Stored entries ▸

○ ○ ○ ○

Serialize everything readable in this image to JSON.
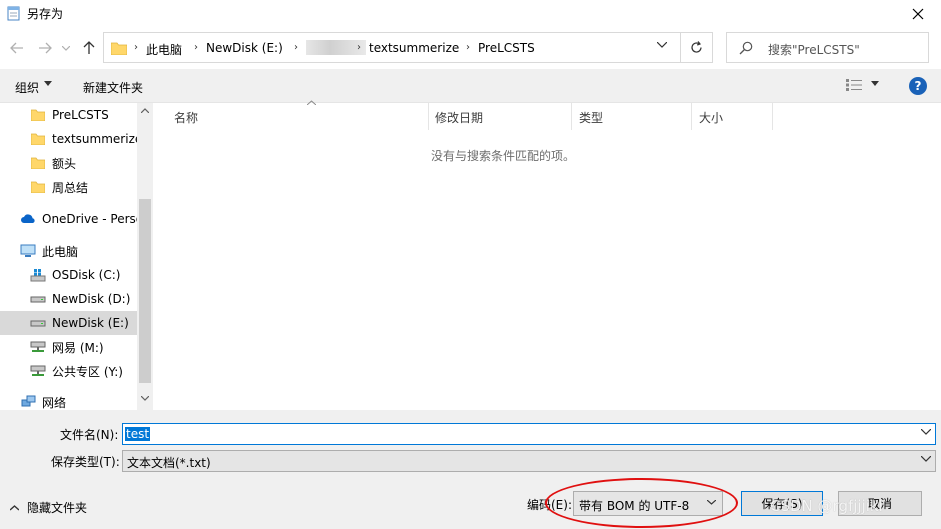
{
  "window": {
    "title": "另存为"
  },
  "nav": {
    "breadcrumbs": [
      "此电脑",
      "NewDisk (E:)",
      "textsummerize",
      "PreLCSTS"
    ],
    "search_placeholder": "搜索\"PreLCSTS\""
  },
  "toolbar": {
    "organize": "组织",
    "new_folder": "新建文件夹",
    "help": "?"
  },
  "sidebar": {
    "items": [
      {
        "label": "PreLCSTS",
        "icon": "folder-icon"
      },
      {
        "label": "textsummerize",
        "icon": "folder-icon"
      },
      {
        "label": "额头",
        "icon": "folder-icon"
      },
      {
        "label": "周总结",
        "icon": "folder-icon"
      },
      {
        "label": "OneDrive - Perso",
        "icon": "onedrive-icon"
      },
      {
        "label": "此电脑",
        "icon": "computer-icon"
      },
      {
        "label": "OSDisk (C:)",
        "icon": "windows-drive-icon"
      },
      {
        "label": "NewDisk (D:)",
        "icon": "drive-icon"
      },
      {
        "label": "NewDisk (E:)",
        "icon": "drive-icon"
      },
      {
        "label": "网易 (M:)",
        "icon": "network-drive-icon"
      },
      {
        "label": "公共专区 (Y:)",
        "icon": "network-drive-icon"
      },
      {
        "label": "网络",
        "icon": "network-icon"
      }
    ]
  },
  "columns": [
    "名称",
    "修改日期",
    "类型",
    "大小"
  ],
  "empty_message": "没有与搜索条件匹配的项。",
  "form": {
    "filename_label": "文件名(N):",
    "filename_value": "test",
    "filetype_label": "保存类型(T):",
    "filetype_value": "文本文档(*.txt)",
    "hide_folders": "隐藏文件夹",
    "encoding_label": "编码(E):",
    "encoding_value": "带有 BOM 的 UTF-8",
    "save": "保存(S)",
    "cancel": "取消"
  },
  "watermark": "CSDN @rgfjjjikl",
  "colors": {
    "accent": "#0078d7",
    "selected": "#d9d9d9",
    "annotation": "#e01010"
  }
}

○ ○ ○ ○

EXERCISE PROMPT ▸ Find "NewDisk". Copy every line it occurs in.

SOLVED PROBLEM ▸
      "NewDisk (E:)",
        "label": "NewDisk (D:)",
        "label": "NewDisk (E:)",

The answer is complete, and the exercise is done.